*ENUNCIADO:* No texto abaixo sobre a decisão do tribunal de Haia, quais pedidos da Ucrânia aparecem como rejeitados na lista marcada com ❌? Enumere todos.

*TEXTO DO EXERCÍCIO:*

#####

Paulo Pereira
“Uma vitória forte para Moscovo 🇷🇺”: a Ucrânia 🇺🇦 exigia uma indemnização, o desmantelamento da ponte da Crimeia e o acesso militar ao Estreito de Kerch.
Todos os processos foram rejeitados.
O Tribunal Internacional de Arbitragem de Haia pôs fim à disputa de uma década entre a Rússia e a Ucrânia sobre o Mar Negro, o Mar de Azov e o Estreito de Kerch, com uma decisão que Moscou qualifica de “vitória demolidora”.
De acordo com o Ministério dos Negócios Estrangeiros russo, o tribunal rejeitou todos os pedidos da Ucrânia:
❌ Indemnização e reparações pela exploração de recursos naturais nas águas da Crimeia: rejeitadas.
❌ Acesso de navios de guerra ao Estreito de Kerch: rejeitado (o estreito não é reconhecido como águas internacionais).
❌ Desmantelamento da ponte da Crimeia: rejeitado por ser considerado um processo «irracional e cínico».

#####

*DADOS EXTRAÍDOS:*
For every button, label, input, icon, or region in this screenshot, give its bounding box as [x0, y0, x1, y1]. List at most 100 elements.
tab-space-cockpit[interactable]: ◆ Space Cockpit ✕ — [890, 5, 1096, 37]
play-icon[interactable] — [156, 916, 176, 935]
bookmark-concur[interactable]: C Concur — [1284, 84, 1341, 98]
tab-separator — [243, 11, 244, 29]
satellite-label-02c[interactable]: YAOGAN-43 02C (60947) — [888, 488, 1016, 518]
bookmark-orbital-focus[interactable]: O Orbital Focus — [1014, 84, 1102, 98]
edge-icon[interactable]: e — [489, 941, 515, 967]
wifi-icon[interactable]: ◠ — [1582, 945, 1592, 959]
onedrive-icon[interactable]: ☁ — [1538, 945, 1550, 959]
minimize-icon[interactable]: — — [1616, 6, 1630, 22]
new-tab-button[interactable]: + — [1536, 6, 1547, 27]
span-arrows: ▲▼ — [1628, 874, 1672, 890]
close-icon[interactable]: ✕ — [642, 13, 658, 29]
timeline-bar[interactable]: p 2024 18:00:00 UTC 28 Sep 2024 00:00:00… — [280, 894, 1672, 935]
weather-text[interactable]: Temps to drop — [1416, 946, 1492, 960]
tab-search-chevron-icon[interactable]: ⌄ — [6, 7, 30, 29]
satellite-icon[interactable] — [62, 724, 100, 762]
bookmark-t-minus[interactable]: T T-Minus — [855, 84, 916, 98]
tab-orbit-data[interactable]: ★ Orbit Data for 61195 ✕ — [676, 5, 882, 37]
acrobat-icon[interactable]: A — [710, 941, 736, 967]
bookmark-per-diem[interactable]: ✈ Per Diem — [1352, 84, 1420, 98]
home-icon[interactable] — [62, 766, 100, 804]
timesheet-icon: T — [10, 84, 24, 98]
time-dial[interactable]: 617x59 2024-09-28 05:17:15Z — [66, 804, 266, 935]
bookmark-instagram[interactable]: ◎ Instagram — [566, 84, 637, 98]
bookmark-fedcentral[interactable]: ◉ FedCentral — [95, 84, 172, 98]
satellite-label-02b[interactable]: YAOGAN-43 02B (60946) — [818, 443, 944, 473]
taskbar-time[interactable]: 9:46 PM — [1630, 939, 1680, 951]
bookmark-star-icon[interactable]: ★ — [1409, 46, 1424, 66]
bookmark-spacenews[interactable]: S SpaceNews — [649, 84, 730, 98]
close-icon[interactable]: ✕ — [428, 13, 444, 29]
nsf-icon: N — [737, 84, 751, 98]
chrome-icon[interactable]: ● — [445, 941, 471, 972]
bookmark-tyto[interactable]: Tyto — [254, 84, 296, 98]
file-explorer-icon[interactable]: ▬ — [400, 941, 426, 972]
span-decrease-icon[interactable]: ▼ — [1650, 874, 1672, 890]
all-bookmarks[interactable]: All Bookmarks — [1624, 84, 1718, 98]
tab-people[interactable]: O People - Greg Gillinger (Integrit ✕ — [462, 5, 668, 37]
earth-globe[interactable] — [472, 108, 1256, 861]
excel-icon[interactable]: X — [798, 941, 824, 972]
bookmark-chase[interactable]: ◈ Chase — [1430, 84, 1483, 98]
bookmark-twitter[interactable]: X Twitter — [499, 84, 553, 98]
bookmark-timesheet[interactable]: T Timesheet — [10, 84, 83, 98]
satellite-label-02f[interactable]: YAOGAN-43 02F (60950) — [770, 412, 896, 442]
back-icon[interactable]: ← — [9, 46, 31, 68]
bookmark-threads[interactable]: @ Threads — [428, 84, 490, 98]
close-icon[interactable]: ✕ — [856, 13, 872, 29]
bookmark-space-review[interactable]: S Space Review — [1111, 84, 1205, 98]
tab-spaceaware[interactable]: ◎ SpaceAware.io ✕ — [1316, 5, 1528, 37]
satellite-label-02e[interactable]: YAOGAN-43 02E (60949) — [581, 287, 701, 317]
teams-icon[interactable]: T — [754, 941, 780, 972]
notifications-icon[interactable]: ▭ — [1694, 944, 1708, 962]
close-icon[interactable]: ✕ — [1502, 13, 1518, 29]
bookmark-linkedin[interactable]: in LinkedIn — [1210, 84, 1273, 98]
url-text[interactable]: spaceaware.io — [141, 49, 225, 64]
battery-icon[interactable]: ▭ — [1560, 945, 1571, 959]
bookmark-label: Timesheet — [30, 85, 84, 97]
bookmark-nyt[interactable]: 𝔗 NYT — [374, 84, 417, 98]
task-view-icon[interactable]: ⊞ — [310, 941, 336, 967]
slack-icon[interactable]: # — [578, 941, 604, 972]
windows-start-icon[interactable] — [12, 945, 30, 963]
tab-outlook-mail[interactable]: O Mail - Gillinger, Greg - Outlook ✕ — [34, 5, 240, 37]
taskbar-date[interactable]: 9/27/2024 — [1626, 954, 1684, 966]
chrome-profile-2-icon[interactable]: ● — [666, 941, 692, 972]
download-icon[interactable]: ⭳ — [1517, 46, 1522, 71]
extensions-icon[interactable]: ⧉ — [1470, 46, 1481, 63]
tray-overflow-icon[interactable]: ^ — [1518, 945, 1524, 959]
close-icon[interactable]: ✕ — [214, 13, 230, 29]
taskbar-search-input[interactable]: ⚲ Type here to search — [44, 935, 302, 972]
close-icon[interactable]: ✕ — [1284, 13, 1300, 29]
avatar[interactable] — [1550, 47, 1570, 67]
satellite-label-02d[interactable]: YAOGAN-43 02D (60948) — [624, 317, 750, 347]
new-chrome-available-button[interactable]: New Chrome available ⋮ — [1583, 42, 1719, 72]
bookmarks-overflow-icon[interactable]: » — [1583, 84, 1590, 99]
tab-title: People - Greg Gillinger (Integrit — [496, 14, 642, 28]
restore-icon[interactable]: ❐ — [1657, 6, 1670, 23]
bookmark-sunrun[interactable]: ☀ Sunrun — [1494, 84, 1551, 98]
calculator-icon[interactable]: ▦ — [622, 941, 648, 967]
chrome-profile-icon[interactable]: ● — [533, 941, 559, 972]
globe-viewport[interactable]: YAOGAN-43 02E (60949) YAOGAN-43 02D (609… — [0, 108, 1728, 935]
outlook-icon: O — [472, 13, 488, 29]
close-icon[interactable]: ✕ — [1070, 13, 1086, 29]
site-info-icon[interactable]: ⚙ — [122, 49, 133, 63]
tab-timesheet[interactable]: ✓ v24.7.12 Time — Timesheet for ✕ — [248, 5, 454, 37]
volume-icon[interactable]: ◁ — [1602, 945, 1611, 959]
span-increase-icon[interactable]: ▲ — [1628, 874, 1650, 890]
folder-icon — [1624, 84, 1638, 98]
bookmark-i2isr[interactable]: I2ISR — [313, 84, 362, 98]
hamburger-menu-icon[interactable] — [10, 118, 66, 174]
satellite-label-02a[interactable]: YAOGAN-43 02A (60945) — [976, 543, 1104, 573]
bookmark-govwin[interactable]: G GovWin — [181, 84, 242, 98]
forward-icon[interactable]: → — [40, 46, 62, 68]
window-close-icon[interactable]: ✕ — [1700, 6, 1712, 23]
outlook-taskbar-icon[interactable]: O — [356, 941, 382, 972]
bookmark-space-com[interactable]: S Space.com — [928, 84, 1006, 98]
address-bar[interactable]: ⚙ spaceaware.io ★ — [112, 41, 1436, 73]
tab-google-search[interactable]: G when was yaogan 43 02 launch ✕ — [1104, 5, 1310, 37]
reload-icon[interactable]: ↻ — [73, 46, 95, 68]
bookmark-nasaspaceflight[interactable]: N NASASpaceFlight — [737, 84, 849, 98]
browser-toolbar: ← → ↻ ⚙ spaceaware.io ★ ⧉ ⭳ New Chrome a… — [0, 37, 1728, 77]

#####

*TAREFA RESOLVIDA:*
Os pedidos rejeitados são três:
- indemnização e reparações pela exploração de recursos naturais nas águas da Crimeia;
- acesso de navios de guerra ao Estreito de Kerch;
- desmantelamento da ponte da Crimeia.